DATASET CONTENT start
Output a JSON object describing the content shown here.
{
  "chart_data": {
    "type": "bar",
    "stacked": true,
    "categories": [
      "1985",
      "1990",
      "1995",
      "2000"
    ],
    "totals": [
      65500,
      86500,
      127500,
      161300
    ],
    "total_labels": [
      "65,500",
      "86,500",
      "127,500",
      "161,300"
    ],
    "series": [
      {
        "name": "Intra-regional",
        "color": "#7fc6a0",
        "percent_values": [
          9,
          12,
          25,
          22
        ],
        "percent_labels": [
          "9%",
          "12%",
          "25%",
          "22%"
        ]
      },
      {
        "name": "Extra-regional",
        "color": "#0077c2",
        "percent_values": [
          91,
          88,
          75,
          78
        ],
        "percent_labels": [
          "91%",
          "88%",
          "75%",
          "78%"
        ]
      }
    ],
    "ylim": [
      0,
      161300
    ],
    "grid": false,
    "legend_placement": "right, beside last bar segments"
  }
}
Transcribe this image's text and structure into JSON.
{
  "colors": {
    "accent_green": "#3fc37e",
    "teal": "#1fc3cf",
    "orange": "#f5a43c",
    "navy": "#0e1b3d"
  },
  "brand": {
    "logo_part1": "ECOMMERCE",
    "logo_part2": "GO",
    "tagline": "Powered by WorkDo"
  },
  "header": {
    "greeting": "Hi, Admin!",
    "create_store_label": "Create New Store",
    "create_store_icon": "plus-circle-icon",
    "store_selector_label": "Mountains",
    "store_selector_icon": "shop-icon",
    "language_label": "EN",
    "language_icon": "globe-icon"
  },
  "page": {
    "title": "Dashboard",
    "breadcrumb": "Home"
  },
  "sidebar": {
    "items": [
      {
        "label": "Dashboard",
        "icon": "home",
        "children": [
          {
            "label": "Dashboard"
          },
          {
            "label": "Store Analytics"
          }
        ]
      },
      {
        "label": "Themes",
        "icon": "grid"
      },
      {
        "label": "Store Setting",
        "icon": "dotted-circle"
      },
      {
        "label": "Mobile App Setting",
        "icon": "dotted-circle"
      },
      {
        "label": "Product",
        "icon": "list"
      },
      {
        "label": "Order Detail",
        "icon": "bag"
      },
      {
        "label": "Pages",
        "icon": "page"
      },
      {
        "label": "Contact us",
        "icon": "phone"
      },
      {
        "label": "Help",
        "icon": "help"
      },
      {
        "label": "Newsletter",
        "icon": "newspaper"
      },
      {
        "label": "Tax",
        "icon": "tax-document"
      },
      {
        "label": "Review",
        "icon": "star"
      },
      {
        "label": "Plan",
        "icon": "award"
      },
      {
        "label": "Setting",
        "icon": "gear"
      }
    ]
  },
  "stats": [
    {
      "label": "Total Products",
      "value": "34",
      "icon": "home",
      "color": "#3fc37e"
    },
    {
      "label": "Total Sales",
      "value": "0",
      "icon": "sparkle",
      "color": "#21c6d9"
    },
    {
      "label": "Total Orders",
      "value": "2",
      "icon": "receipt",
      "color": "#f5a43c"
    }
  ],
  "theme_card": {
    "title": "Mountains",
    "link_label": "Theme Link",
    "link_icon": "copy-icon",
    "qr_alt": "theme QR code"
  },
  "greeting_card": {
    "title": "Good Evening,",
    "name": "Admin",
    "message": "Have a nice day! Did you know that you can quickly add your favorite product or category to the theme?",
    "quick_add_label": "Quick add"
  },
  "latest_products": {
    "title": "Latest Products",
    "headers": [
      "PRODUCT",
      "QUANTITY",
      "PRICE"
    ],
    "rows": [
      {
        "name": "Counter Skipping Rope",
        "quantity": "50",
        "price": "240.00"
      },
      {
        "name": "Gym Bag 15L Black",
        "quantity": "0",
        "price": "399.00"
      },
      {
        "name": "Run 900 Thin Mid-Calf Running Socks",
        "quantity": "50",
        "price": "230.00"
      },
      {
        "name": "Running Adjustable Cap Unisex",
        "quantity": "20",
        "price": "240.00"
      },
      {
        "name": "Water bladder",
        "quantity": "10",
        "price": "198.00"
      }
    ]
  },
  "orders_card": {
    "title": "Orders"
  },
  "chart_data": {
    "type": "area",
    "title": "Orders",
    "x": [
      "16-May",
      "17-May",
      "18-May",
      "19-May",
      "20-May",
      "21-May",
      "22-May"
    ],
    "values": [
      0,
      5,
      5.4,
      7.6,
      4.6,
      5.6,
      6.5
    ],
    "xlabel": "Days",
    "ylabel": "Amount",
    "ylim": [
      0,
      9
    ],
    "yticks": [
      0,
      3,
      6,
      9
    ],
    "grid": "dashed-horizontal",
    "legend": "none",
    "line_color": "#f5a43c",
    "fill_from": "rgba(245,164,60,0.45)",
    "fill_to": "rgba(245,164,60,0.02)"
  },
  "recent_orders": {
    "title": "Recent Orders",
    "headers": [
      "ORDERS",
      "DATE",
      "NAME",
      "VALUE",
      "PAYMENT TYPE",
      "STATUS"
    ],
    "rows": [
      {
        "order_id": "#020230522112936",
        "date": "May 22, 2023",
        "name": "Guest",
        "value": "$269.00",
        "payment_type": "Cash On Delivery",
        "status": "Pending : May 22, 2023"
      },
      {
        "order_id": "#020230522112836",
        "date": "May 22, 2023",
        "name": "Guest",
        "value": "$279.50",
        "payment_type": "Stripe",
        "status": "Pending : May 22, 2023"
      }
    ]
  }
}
DATASET CONTENT end
§ WRITTEN EXERCISE: Repeat the preceding lines exactly, please, every one of them.

§ SOLUTION FOR THIS PROBLEM:
Output a JSON object describing the content shown here.
{
  "chart_data": {
    "type": "bar",
    "stacked": true,
    "categories": [
      "1985",
      "1990",
      "1995",
      "2000"
    ],
    "totals": [
      65500,
      86500,
      127500,
      161300
    ],
    "total_labels": [
      "65,500",
      "86,500",
      "127,500",
      "161,300"
    ],
    "series": [
      {
        "name": "Intra-regional",
        "color": "#7fc6a0",
        "percent_values": [
          9,
          12,
          25,
          22
        ],
        "percent_labels": [
          "9%",
          "12%",
          "25%",
          "22%"
        ]
      },
      {
        "name": "Extra-regional",
        "color": "#0077c2",
        "percent_values": [
          91,
          88,
          75,
          78
        ],
        "percent_labels": [
          "91%",
          "88%",
          "75%",
          "78%"
        ]
      }
    ],
    "ylim": [
      0,
      161300
    ],
    "grid": false,
    "legend_placement": "right, beside last bar segments"
  }
}
Transcribe this image's text and structure into JSON.
{
  "colors": {
    "accent_green": "#3fc37e",
    "teal": "#1fc3cf",
    "orange": "#f5a43c",
    "navy": "#0e1b3d"
  },
  "brand": {
    "logo_part1": "ECOMMERCE",
    "logo_part2": "GO",
    "tagline": "Powered by WorkDo"
  },
  "header": {
    "greeting": "Hi, Admin!",
    "create_store_label": "Create New Store",
    "create_store_icon": "plus-circle-icon",
    "store_selector_label": "Mountains",
    "store_selector_icon": "shop-icon",
    "language_label": "EN",
    "language_icon": "globe-icon"
  },
  "page": {
    "title": "Dashboard",
    "breadcrumb": "Home"
  },
  "sidebar": {
    "items": [
      {
        "label": "Dashboard",
        "icon": "home",
        "children": [
          {
            "label": "Dashboard"
          },
          {
            "label": "Store Analytics"
          }
        ]
      },
      {
        "label": "Themes",
        "icon": "grid"
      },
      {
        "label": "Store Setting",
        "icon": "dotted-circle"
      },
      {
        "label": "Mobile App Setting",
        "icon": "dotted-circle"
      },
      {
        "label": "Product",
        "icon": "list"
      },
      {
        "label": "Order Detail",
        "icon": "bag"
      },
      {
        "label": "Pages",
        "icon": "page"
      },
      {
        "label": "Contact us",
        "icon": "phone"
      },
      {
        "label": "Help",
        "icon": "help"
      },
      {
        "label": "Newsletter",
        "icon": "newspaper"
      },
      {
        "label": "Tax",
        "icon": "tax-document"
      },
      {
        "label": "Review",
        "icon": "star"
      },
      {
        "label": "Plan",
        "icon": "award"
      },
      {
        "label": "Setting",
        "icon": "gear"
      }
    ]
  },
  "stats": [
    {
      "label": "Total Products",
      "value": "34",
      "icon": "home",
      "color": "#3fc37e"
    },
    {
      "label": "Total Sales",
      "value": "0",
      "icon": "sparkle",
      "color": "#21c6d9"
    },
    {
      "label": "Total Orders",
      "value": "2",
      "icon": "receipt",
      "color": "#f5a43c"
    }
  ],
  "theme_card": {
    "title": "Mountains",
    "link_label": "Theme Link",
    "link_icon": "copy-icon",
    "qr_alt": "theme QR code"
  },
  "greeting_card": {
    "title": "Good Evening,",
    "name": "Admin",
    "message": "Have a nice day! Did you know that you can quickly add your favorite product or category to the theme?",
    "quick_add_label": "Quick add"
  },
  "latest_products": {
    "title": "Latest Products",
    "headers": [
      "PRODUCT",
      "QUANTITY",
      "PRICE"
    ],
    "rows": [
      {
        "name": "Counter Skipping Rope",
        "quantity": "50",
        "price": "240.00"
      },
      {
        "name": "Gym Bag 15L Black",
        "quantity": "0",
        "price": "399.00"
      },
      {
        "name": "Run 900 Thin Mid-Calf Running Socks",
        "quantity": "50",
        "price": "230.00"
      },
      {
        "name": "Running Adjustable Cap Unisex",
        "quantity": "20",
        "price": "240.00"
      },
      {
        "name": "Water bladder",
        "quantity": "10",
        "price": "198.00"
      }
    ]
  },
  "orders_card": {
    "title": "Orders"
  },
  "chart_data": {
    "type": "area",
    "title": "Orders",
    "x": [
      "16-May",
      "17-May",
      "18-May",
      "19-May",
      "20-May",
      "21-May",
      "22-May"
    ],
    "values": [
      0,
      5,
      5.4,
      7.6,
      4.6,
      5.6,
      6.5
    ],
    "xlabel": "Days",
    "ylabel": "Amount",
    "ylim": [
      0,
      9
    ],
    "yticks": [
      0,
      3,
      6,
      9
    ],
    "grid": "dashed-horizontal",
    "legend": "none",
    "line_color": "#f5a43c",
    "fill_from": "rgba(245,164,60,0.45)",
    "fill_to": "rgba(245,164,60,0.02)"
  },
  "recent_orders": {
    "title": "Recent Orders",
    "headers": [
      "ORDERS",
      "DATE",
      "NAME",
      "VALUE",
      "PAYMENT TYPE",
      "STATUS"
    ],
    "rows": [
      {
        "order_id": "#020230522112936",
        "date": "May 22, 2023",
        "name": "Guest",
        "value": "$269.00",
        "payment_type": "Cash On Delivery",
        "status": "Pending : May 22, 2023"
      },
      {
        "order_id": "#020230522112836",
        "date": "May 22, 2023",
        "name": "Guest",
        "value": "$279.50",
        "payment_type": "Stripe",
        "status": "Pending : May 22, 2023"
      }
    ]
  }
}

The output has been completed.